(Dataset entries)

____

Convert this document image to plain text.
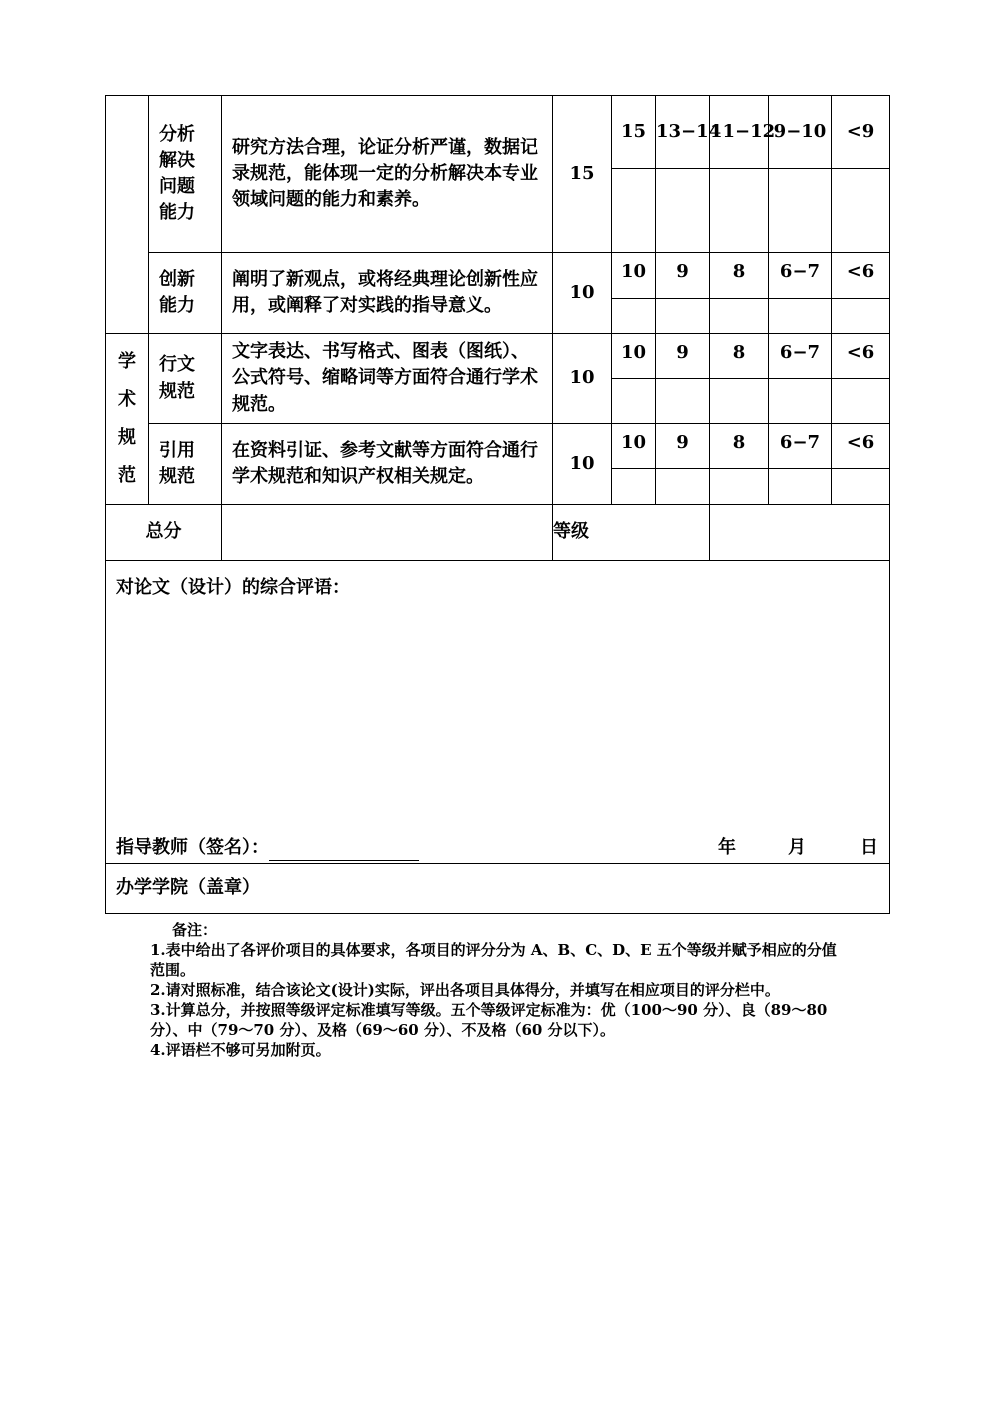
	分析解决问题能力	研究方法合理，论证分析严谨，数据记录规范，能体现一定的分析解决本专业领域问题的能力和素养。	15	15	13−14	11−12	9−10	<9

	创新能力	阐明了新观点，或将经典理论创新性应用，或阐释了对实践的指导意义。	10	10	9	8	6−7	<6

学术规范	行文规范	文字表达、书写格式、图表（图纸）、公式符号、缩略词等方面符合通行学术规范。	10	10	9	8	6−7	<6

	引用规范	在资料引证、参考文献等方面符合通行学术规范和知识产权相关规定。	10	10	9	8	6−7	<6

总分			等级					

对论文（设计）的综合评语：
指导教师（签名）： 年 月 日								

办学学院（盖章）								

备注：

1.表中给出了各评价项目的具体要求，各项目的评分分为 A、B、C、D、E 五个等级并赋予相应的分值范围。

2.请对照标准，结合该论文(设计)实际，评出各项目具体得分，并填写在相应项目的评分栏中。

3.计算总分，并按照等级评定标准填写等级。五个等级评定标准为：优（100～90 分）、良（89～80 分）、中（79～70 分）、及格（69～60 分）、不及格（60 分以下）。

4.评语栏不够可另加附页。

____

■ **Problem statement**:
The records above must be transcribed exactly. Pictures are left out of the copy.

■ **Written response**:
Convert this document image to plain text.
	分析解决问题能力	研究方法合理，论证分析严谨，数据记录规范，能体现一定的分析解决本专业领域问题的能力和素养。	15	15	13−14	11−12	9−10	<9

	创新能力	阐明了新观点，或将经典理论创新性应用，或阐释了对实践的指导意义。	10	10	9	8	6−7	<6

学术规范	行文规范	文字表达、书写格式、图表（图纸）、公式符号、缩略词等方面符合通行学术规范。	10	10	9	8	6−7	<6

	引用规范	在资料引证、参考文献等方面符合通行学术规范和知识产权相关规定。	10	10	9	8	6−7	<6

总分			等级					

对论文（设计）的综合评语：
指导教师（签名）： 年 月 日								

办学学院（盖章）								

备注：

1.表中给出了各评价项目的具体要求，各项目的评分分为 A、B、C、D、E 五个等级并赋予相应的分值范围。

2.请对照标准，结合该论文(设计)实际，评出各项目具体得分，并填写在相应项目的评分栏中。

3.计算总分，并按照等级评定标准填写等级。五个等级评定标准为：优（100～90 分）、良（89～80 分）、中（79～70 分）、及格（69～60 分）、不及格（60 分以下）。

4.评语栏不够可另加附页。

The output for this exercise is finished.